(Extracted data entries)
--------------------

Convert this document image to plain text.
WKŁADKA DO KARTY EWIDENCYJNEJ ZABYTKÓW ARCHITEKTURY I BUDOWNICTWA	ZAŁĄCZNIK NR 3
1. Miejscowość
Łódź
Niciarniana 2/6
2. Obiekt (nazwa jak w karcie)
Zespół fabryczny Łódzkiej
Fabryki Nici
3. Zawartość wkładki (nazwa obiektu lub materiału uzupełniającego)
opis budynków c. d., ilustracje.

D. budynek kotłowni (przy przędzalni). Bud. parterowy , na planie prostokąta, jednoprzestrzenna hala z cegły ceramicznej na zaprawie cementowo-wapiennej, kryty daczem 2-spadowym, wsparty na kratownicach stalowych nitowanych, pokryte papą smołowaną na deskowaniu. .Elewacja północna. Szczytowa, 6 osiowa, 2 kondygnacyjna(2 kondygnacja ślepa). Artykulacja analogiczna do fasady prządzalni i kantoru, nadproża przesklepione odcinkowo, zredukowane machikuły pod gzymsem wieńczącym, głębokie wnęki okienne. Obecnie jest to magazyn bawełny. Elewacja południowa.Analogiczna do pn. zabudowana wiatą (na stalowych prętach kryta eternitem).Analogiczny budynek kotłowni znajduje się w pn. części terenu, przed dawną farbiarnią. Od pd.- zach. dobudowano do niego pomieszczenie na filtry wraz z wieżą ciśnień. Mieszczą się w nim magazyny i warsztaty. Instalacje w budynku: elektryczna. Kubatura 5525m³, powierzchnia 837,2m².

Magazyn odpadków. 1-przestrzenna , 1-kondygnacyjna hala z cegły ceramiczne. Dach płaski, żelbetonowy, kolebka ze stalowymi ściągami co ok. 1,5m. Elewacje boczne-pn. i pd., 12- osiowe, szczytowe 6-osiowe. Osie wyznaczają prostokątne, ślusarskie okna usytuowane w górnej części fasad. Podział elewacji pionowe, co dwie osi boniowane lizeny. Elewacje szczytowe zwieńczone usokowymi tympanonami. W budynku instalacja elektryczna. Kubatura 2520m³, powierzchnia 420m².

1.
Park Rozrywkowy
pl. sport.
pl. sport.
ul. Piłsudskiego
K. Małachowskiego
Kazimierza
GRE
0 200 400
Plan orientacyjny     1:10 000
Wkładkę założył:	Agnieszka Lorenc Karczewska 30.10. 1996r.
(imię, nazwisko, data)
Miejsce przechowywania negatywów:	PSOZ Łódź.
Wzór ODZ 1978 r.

--------------------

Stated goal
Among the lines of the data above, count those holding "nazwa" and state only the number.

Solution to this problem
2